DO THIS>
The records below are made of lines; count those holding the word "xuyên" and give the number only.

INPUT RECORDS>
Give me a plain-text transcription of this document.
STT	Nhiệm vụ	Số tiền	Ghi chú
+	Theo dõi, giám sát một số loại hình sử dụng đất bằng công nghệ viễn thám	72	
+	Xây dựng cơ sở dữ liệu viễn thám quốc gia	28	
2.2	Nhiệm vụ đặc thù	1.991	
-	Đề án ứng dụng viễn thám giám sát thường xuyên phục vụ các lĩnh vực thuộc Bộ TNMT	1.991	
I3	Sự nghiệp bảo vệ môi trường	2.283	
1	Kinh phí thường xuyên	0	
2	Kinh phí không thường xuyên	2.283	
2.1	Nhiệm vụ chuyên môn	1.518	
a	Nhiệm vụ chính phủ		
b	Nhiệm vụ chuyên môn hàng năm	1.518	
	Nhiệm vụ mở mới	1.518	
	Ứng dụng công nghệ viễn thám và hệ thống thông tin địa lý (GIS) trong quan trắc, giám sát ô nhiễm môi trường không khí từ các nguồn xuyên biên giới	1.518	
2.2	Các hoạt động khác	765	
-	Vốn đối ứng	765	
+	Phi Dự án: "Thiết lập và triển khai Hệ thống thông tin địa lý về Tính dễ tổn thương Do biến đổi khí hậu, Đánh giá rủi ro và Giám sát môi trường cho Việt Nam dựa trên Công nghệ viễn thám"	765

RESULT>
4